**Job:** Retype each entry below, keeping every character the same.

Dataset items:

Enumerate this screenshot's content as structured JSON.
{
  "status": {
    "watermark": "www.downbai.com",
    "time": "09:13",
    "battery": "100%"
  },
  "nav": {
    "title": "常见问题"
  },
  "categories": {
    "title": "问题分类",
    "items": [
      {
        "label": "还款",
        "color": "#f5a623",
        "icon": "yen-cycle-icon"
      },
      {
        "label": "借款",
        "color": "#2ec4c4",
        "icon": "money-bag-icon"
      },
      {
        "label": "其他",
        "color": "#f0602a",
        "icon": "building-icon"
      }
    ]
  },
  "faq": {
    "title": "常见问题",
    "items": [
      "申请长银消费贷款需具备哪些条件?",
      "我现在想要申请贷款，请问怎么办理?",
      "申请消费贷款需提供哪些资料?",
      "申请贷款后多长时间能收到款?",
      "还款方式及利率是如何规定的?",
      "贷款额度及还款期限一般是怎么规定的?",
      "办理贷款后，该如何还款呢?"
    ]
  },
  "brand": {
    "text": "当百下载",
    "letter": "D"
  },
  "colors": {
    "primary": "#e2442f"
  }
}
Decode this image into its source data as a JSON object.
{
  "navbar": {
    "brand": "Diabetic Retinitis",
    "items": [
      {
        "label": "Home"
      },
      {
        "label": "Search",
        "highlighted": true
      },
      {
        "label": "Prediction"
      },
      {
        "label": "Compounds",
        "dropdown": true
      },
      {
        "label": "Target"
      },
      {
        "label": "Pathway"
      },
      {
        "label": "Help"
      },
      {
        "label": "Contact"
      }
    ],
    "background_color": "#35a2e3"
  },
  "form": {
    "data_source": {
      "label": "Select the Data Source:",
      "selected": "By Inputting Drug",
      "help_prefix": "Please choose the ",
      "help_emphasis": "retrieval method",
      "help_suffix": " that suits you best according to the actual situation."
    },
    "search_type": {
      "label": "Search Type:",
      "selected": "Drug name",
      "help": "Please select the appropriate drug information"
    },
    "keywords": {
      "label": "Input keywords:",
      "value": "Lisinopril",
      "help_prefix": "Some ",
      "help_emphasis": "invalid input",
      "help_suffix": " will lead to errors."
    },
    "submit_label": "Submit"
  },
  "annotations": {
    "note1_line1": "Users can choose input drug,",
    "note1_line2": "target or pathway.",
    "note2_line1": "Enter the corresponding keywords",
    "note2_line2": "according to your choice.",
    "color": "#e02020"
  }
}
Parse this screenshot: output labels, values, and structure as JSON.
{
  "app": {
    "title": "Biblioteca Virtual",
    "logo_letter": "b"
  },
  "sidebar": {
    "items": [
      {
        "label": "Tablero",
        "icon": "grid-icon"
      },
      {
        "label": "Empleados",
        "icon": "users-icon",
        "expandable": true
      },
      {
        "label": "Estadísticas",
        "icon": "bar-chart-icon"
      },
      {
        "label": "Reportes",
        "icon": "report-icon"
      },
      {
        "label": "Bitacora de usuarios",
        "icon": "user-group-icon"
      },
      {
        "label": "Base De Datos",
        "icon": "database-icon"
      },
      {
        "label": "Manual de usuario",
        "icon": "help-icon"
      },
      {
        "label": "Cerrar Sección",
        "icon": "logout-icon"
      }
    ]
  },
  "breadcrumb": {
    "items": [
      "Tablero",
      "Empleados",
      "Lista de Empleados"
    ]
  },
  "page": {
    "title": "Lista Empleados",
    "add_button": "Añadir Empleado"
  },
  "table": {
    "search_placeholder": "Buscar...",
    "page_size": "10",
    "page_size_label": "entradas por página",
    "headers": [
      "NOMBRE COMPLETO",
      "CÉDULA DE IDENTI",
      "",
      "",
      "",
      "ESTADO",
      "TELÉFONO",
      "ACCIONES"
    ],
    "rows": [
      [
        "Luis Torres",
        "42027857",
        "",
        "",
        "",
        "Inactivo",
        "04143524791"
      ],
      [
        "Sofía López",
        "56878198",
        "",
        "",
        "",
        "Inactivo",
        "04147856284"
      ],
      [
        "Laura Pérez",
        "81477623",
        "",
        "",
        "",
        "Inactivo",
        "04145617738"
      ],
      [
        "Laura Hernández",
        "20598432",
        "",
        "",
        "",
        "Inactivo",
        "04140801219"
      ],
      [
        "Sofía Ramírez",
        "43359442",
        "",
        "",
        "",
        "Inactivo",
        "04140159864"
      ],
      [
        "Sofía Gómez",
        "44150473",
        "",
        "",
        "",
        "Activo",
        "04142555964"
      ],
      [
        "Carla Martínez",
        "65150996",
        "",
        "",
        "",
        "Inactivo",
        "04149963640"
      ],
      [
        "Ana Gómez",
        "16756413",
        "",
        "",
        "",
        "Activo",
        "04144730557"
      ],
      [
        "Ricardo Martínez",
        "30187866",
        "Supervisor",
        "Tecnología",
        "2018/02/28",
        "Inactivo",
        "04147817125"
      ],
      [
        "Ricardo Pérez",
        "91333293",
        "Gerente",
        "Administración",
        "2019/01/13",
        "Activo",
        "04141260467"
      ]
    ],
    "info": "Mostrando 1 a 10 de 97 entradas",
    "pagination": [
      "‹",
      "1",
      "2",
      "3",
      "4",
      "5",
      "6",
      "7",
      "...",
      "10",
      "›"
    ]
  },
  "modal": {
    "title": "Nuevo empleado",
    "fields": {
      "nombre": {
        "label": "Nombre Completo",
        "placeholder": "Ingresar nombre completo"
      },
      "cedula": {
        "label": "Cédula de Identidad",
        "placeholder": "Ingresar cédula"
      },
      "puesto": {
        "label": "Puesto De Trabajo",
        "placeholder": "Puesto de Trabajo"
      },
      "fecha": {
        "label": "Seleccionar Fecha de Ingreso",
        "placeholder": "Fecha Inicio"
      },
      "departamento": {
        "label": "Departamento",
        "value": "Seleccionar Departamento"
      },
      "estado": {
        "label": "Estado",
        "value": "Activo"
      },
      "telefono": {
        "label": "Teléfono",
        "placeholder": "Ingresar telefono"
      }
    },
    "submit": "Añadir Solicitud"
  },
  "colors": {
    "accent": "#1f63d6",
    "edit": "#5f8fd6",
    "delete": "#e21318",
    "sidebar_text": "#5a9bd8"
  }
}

**The solution:**
Enumerate this screenshot's content as structured JSON.
{
  "status": {
    "watermark": "www.downbai.com",
    "time": "09:13",
    "battery": "100%"
  },
  "nav": {
    "title": "常见问题"
  },
  "categories": {
    "title": "问题分类",
    "items": [
      {
        "label": "还款",
        "color": "#f5a623",
        "icon": "yen-cycle-icon"
      },
      {
        "label": "借款",
        "color": "#2ec4c4",
        "icon": "money-bag-icon"
      },
      {
        "label": "其他",
        "color": "#f0602a",
        "icon": "building-icon"
      }
    ]
  },
  "faq": {
    "title": "常见问题",
    "items": [
      "申请长银消费贷款需具备哪些条件?",
      "我现在想要申请贷款，请问怎么办理?",
      "申请消费贷款需提供哪些资料?",
      "申请贷款后多长时间能收到款?",
      "还款方式及利率是如何规定的?",
      "贷款额度及还款期限一般是怎么规定的?",
      "办理贷款后，该如何还款呢?"
    ]
  },
  "brand": {
    "text": "当百下载",
    "letter": "D"
  },
  "colors": {
    "primary": "#e2442f"
  }
}
Decode this image into its source data as a JSON object.
{
  "navbar": {
    "brand": "Diabetic Retinitis",
    "items": [
      {
        "label": "Home"
      },
      {
        "label": "Search",
        "highlighted": true
      },
      {
        "label": "Prediction"
      },
      {
        "label": "Compounds",
        "dropdown": true
      },
      {
        "label": "Target"
      },
      {
        "label": "Pathway"
      },
      {
        "label": "Help"
      },
      {
        "label": "Contact"
      }
    ],
    "background_color": "#35a2e3"
  },
  "form": {
    "data_source": {
      "label": "Select the Data Source:",
      "selected": "By Inputting Drug",
      "help_prefix": "Please choose the ",
      "help_emphasis": "retrieval method",
      "help_suffix": " that suits you best according to the actual situation."
    },
    "search_type": {
      "label": "Search Type:",
      "selected": "Drug name",
      "help": "Please select the appropriate drug information"
    },
    "keywords": {
      "label": "Input keywords:",
      "value": "Lisinopril",
      "help_prefix": "Some ",
      "help_emphasis": "invalid input",
      "help_suffix": " will lead to errors."
    },
    "submit_label": "Submit"
  },
  "annotations": {
    "note1_line1": "Users can choose input drug,",
    "note1_line2": "target or pathway.",
    "note2_line1": "Enter the corresponding keywords",
    "note2_line2": "according to your choice.",
    "color": "#e02020"
  }
}
Parse this screenshot: output labels, values, and structure as JSON.
{
  "app": {
    "title": "Biblioteca Virtual",
    "logo_letter": "b"
  },
  "sidebar": {
    "items": [
      {
        "label": "Tablero",
        "icon": "grid-icon"
      },
      {
        "label": "Empleados",
        "icon": "users-icon",
        "expandable": true
      },
      {
        "label": "Estadísticas",
        "icon": "bar-chart-icon"
      },
      {
        "label": "Reportes",
        "icon": "report-icon"
      },
      {
        "label": "Bitacora de usuarios",
        "icon": "user-group-icon"
      },
      {
        "label": "Base De Datos",
        "icon": "database-icon"
      },
      {
        "label": "Manual de usuario",
        "icon": "help-icon"
      },
      {
        "label": "Cerrar Sección",
        "icon": "logout-icon"
      }
    ]
  },
  "breadcrumb": {
    "items": [
      "Tablero",
      "Empleados",
      "Lista de Empleados"
    ]
  },
  "page": {
    "title": "Lista Empleados",
    "add_button": "Añadir Empleado"
  },
  "table": {
    "search_placeholder": "Buscar...",
    "page_size": "10",
    "page_size_label": "entradas por página",
    "headers": [
      "NOMBRE COMPLETO",
      "CÉDULA DE IDENTI",
      "",
      "",
      "",
      "ESTADO",
      "TELÉFONO",
      "ACCIONES"
    ],
    "rows": [
      [
        "Luis Torres",
        "42027857",
        "",
        "",
        "",
        "Inactivo",
        "04143524791"
      ],
      [
        "Sofía López",
        "56878198",
        "",
        "",
        "",
        "Inactivo",
        "04147856284"
      ],
      [
        "Laura Pérez",
        "81477623",
        "",
        "",
        "",
        "Inactivo",
        "04145617738"
      ],
      [
        "Laura Hernández",
        "20598432",
        "",
        "",
        "",
        "Inactivo",
        "04140801219"
      ],
      [
        "Sofía Ramírez",
        "43359442",
        "",
        "",
        "",
        "Inactivo",
        "04140159864"
      ],
      [
        "Sofía Gómez",
        "44150473",
        "",
        "",
        "",
        "Activo",
        "04142555964"
      ],
      [
        "Carla Martínez",
        "65150996",
        "",
        "",
        "",
        "Inactivo",
        "04149963640"
      ],
      [
        "Ana Gómez",
        "16756413",
        "",
        "",
        "",
        "Activo",
        "04144730557"
      ],
      [
        "Ricardo Martínez",
        "30187866",
        "Supervisor",
        "Tecnología",
        "2018/02/28",
        "Inactivo",
        "04147817125"
      ],
      [
        "Ricardo Pérez",
        "91333293",
        "Gerente",
        "Administración",
        "2019/01/13",
        "Activo",
        "04141260467"
      ]
    ],
    "info": "Mostrando 1 a 10 de 97 entradas",
    "pagination": [
      "‹",
      "1",
      "2",
      "3",
      "4",
      "5",
      "6",
      "7",
      "...",
      "10",
      "›"
    ]
  },
  "modal": {
    "title": "Nuevo empleado",
    "fields": {
      "nombre": {
        "label": "Nombre Completo",
        "placeholder": "Ingresar nombre completo"
      },
      "cedula": {
        "label": "Cédula de Identidad",
        "placeholder": "Ingresar cédula"
      },
      "puesto": {
        "label": "Puesto De Trabajo",
        "placeholder": "Puesto de Trabajo"
      },
      "fecha": {
        "label": "Seleccionar Fecha de Ingreso",
        "placeholder": "Fecha Inicio"
      },
      "departamento": {
        "label": "Departamento",
        "value": "Seleccionar Departamento"
      },
      "estado": {
        "label": "Estado",
        "value": "Activo"
      },
      "telefono": {
        "label": "Teléfono",
        "placeholder": "Ingresar telefono"
      }
    },
    "submit": "Añadir Solicitud"
  },
  "colors": {
    "accent": "#1f63d6",
    "edit": "#5f8fd6",
    "delete": "#e21318",
    "sidebar_text": "#5a9bd8"
  }
}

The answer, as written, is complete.